• AIM OF THE TASK
Reproduce the records below in full and exactly, without their images.

[START OF DATA FOR THE TASK]

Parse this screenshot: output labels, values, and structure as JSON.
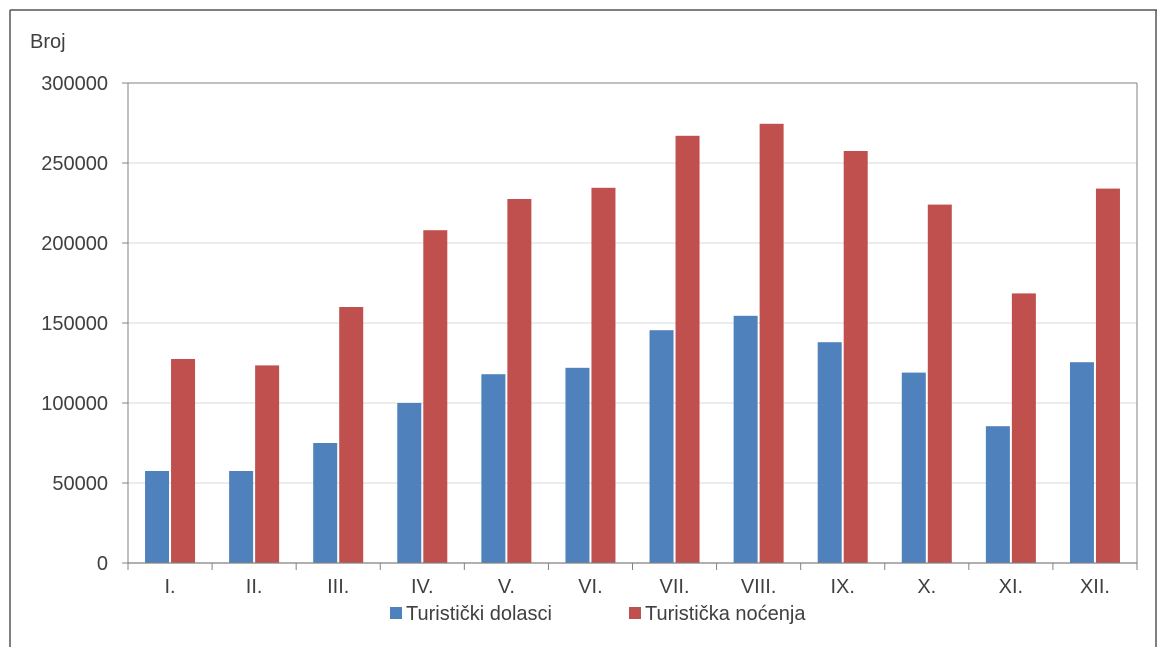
{
  "chart_data": {
    "type": "bar",
    "ylabel": "Broj",
    "xlabel": "",
    "ylim": [
      0,
      300000
    ],
    "yticks": [
      0,
      50000,
      100000,
      150000,
      200000,
      250000,
      300000
    ],
    "grid": true,
    "legend_position": "bottom",
    "categories": [
      "I.",
      "II.",
      "III.",
      "IV.",
      "V.",
      "VI.",
      "VII.",
      "VIII.",
      "IX.",
      "X.",
      "XI.",
      "XII."
    ],
    "series": [
      {
        "name": "Turistički dolasci",
        "color": "#4F81BD",
        "values": [
          57500,
          57500,
          75000,
          100000,
          118000,
          122000,
          145500,
          154500,
          138000,
          119000,
          85500,
          125500
        ]
      },
      {
        "name": "Turistička noćenja",
        "color": "#C0504D",
        "values": [
          127500,
          123500,
          160000,
          208000,
          227500,
          234500,
          267000,
          274500,
          257500,
          224000,
          168500,
          234000
        ]
      }
    ]
  }
}
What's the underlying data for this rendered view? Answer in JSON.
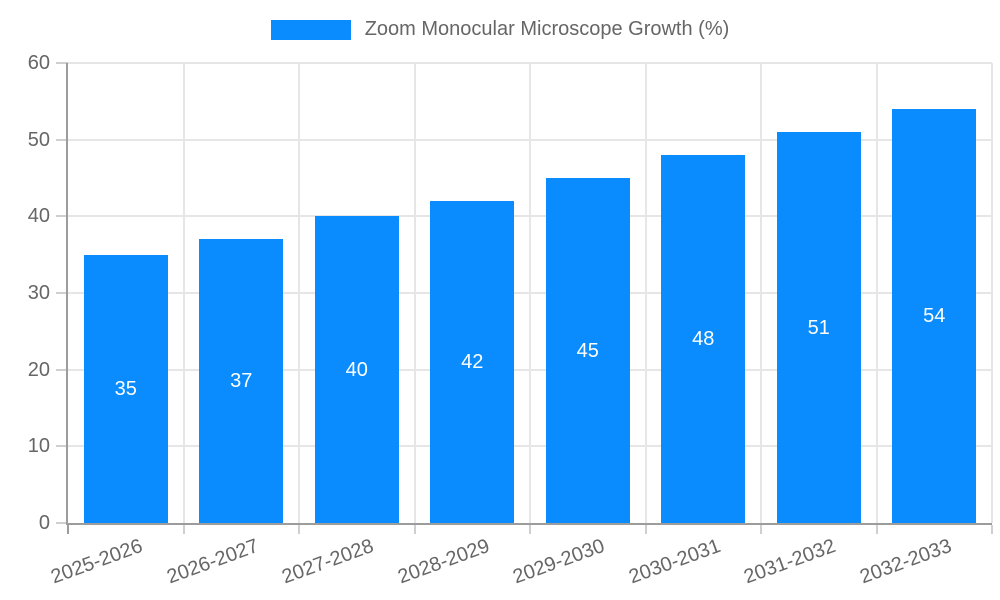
{
  "chart_data": {
    "type": "bar",
    "legend_label": "Zoom Monocular Microscope Growth (%)",
    "categories": [
      "2025-2026",
      "2026-2027",
      "2027-2028",
      "2028-2029",
      "2029-2030",
      "2030-2031",
      "2031-2032",
      "2032-2033"
    ],
    "values": [
      35,
      37,
      40,
      42,
      45,
      48,
      51,
      54
    ],
    "ylim": [
      0,
      60
    ],
    "yticks": [
      0,
      10,
      20,
      30,
      40,
      50,
      60
    ],
    "legend_position": "top",
    "grid": true,
    "bar_value_labels": "centered inside bars",
    "colors": {
      "bar": "#0A8CFF",
      "bar_value_label": "#FFFFFF",
      "axis_text": "#666666",
      "grid_line": "#E6E6E6",
      "axis_line": "#9C9C9C",
      "tick_mark": "#CFCFCF",
      "background": "#FFFFFF"
    }
  }
}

[END OF DATA FOR THE TASK]

• FULL ANSWER
Parse this screenshot: output labels, values, and structure as JSON.
{
  "chart_data": {
    "type": "bar",
    "ylabel": "Broj",
    "xlabel": "",
    "ylim": [
      0,
      300000
    ],
    "yticks": [
      0,
      50000,
      100000,
      150000,
      200000,
      250000,
      300000
    ],
    "grid": true,
    "legend_position": "bottom",
    "categories": [
      "I.",
      "II.",
      "III.",
      "IV.",
      "V.",
      "VI.",
      "VII.",
      "VIII.",
      "IX.",
      "X.",
      "XI.",
      "XII."
    ],
    "series": [
      {
        "name": "Turistički dolasci",
        "color": "#4F81BD",
        "values": [
          57500,
          57500,
          75000,
          100000,
          118000,
          122000,
          145500,
          154500,
          138000,
          119000,
          85500,
          125500
        ]
      },
      {
        "name": "Turistička noćenja",
        "color": "#C0504D",
        "values": [
          127500,
          123500,
          160000,
          208000,
          227500,
          234500,
          267000,
          274500,
          257500,
          224000,
          168500,
          234000
        ]
      }
    ]
  }
}
What's the underlying data for this rendered view? Answer in JSON.
{
  "chart_data": {
    "type": "bar",
    "legend_label": "Zoom Monocular Microscope Growth (%)",
    "categories": [
      "2025-2026",
      "2026-2027",
      "2027-2028",
      "2028-2029",
      "2029-2030",
      "2030-2031",
      "2031-2032",
      "2032-2033"
    ],
    "values": [
      35,
      37,
      40,
      42,
      45,
      48,
      51,
      54
    ],
    "ylim": [
      0,
      60
    ],
    "yticks": [
      0,
      10,
      20,
      30,
      40,
      50,
      60
    ],
    "legend_position": "top",
    "grid": true,
    "bar_value_labels": "centered inside bars",
    "colors": {
      "bar": "#0A8CFF",
      "bar_value_label": "#FFFFFF",
      "axis_text": "#666666",
      "grid_line": "#E6E6E6",
      "axis_line": "#9C9C9C",
      "tick_mark": "#CFCFCF",
      "background": "#FFFFFF"
    }
  }
}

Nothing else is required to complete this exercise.